- **WHAT YOU SHOULD DO**
Pick out the lines in the listing below that contain the word "number" and copy them.

- **RAW DATA**
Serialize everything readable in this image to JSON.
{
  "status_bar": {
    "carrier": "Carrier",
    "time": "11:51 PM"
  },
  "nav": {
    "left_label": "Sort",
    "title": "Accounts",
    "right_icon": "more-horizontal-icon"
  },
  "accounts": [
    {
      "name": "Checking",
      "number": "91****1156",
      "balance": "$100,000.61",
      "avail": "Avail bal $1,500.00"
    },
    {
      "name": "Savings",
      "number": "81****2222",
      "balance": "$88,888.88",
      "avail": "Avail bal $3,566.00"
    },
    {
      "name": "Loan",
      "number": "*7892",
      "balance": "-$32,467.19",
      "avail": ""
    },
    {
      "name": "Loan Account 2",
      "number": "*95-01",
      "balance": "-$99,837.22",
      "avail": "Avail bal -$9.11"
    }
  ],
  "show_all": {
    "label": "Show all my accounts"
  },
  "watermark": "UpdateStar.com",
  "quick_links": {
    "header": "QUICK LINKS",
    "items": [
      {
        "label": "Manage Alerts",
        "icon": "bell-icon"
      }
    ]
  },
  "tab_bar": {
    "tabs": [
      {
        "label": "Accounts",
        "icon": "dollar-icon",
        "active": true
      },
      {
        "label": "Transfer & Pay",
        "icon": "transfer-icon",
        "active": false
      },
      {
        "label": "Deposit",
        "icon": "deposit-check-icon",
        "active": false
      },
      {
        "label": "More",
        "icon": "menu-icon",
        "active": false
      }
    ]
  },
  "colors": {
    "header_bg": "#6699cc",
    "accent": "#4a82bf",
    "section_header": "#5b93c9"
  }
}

...

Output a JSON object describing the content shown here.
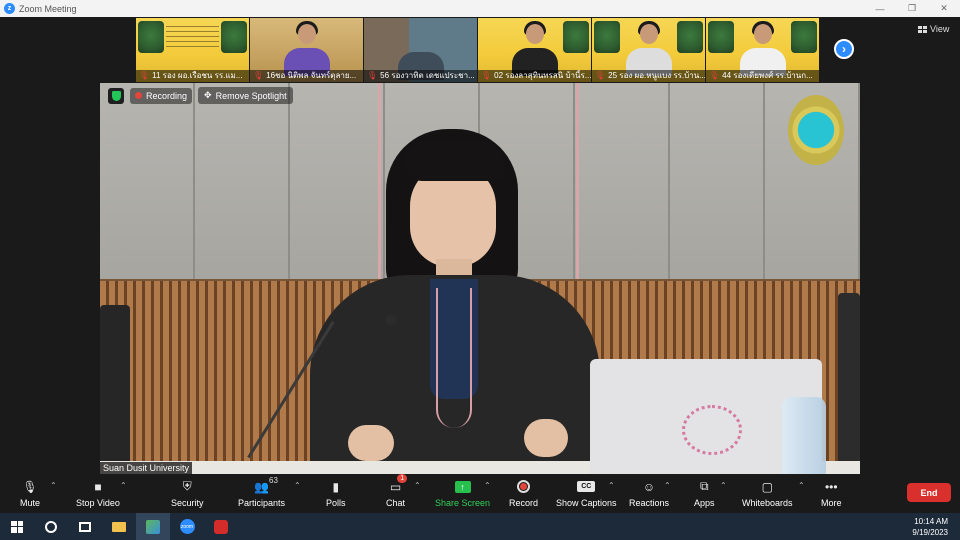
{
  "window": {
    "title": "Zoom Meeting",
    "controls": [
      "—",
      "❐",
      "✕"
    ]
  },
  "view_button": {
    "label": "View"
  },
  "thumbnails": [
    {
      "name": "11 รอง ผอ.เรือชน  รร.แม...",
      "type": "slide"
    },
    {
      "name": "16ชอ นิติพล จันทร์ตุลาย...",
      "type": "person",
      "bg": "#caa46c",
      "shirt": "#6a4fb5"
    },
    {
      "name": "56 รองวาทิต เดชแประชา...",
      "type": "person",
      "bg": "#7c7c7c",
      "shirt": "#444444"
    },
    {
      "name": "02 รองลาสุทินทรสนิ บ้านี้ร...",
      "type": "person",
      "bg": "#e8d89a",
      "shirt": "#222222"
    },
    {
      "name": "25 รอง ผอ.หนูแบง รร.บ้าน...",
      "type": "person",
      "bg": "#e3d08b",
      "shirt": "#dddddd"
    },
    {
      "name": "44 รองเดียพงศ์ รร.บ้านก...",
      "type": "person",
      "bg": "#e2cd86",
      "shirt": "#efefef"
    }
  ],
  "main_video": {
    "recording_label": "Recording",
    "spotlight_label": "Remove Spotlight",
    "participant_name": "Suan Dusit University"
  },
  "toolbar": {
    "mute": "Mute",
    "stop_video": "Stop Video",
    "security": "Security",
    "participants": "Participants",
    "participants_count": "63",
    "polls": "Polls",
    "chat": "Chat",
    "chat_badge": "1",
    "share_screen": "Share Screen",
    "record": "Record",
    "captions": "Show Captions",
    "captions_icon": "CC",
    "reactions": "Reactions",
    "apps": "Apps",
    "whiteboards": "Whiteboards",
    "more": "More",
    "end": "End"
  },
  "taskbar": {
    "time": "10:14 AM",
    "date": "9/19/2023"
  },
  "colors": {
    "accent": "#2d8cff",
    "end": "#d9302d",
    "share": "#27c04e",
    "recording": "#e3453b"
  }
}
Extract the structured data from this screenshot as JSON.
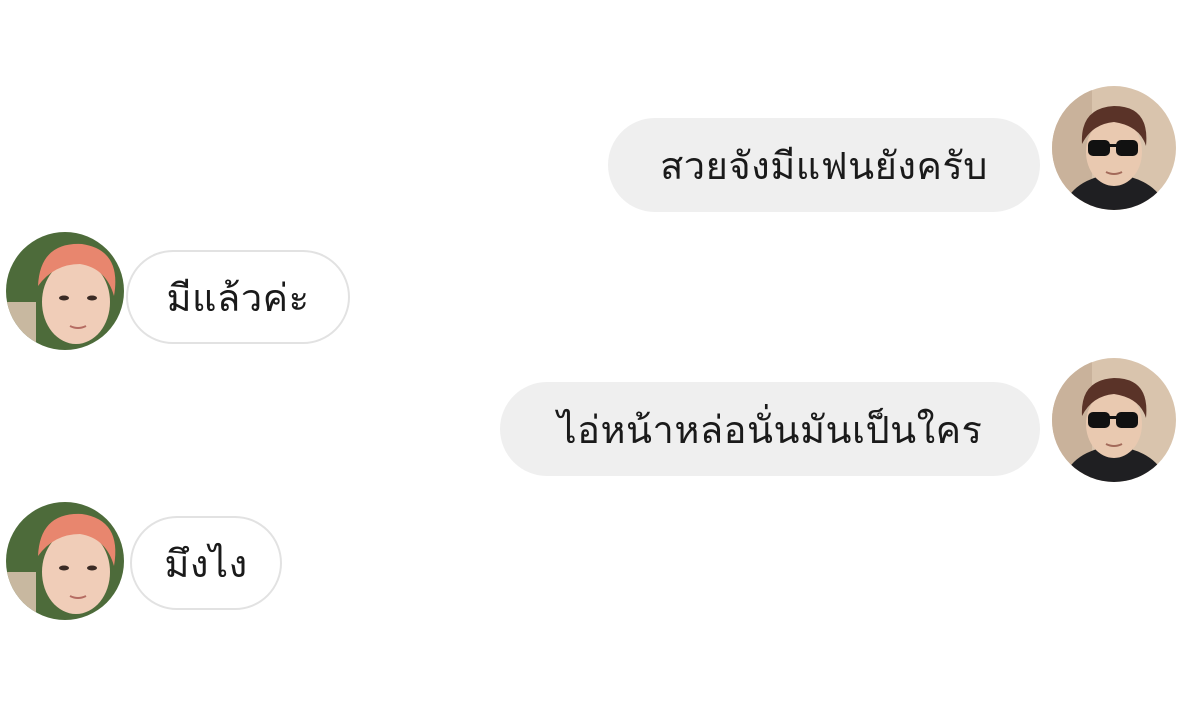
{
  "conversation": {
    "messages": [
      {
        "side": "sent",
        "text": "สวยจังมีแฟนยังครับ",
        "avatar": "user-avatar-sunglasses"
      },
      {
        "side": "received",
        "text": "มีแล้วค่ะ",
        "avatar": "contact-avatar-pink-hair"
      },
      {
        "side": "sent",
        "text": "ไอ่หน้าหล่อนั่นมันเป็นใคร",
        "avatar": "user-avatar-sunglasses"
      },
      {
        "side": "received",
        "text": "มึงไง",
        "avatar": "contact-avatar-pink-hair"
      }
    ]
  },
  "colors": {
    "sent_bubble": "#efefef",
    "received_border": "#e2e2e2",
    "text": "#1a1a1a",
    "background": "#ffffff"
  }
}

- **COMPLETE RESPONSE**
      "number": "91****1156",
      "number": "81****2222",
      "number": "*7892",
      "number": "*95-01",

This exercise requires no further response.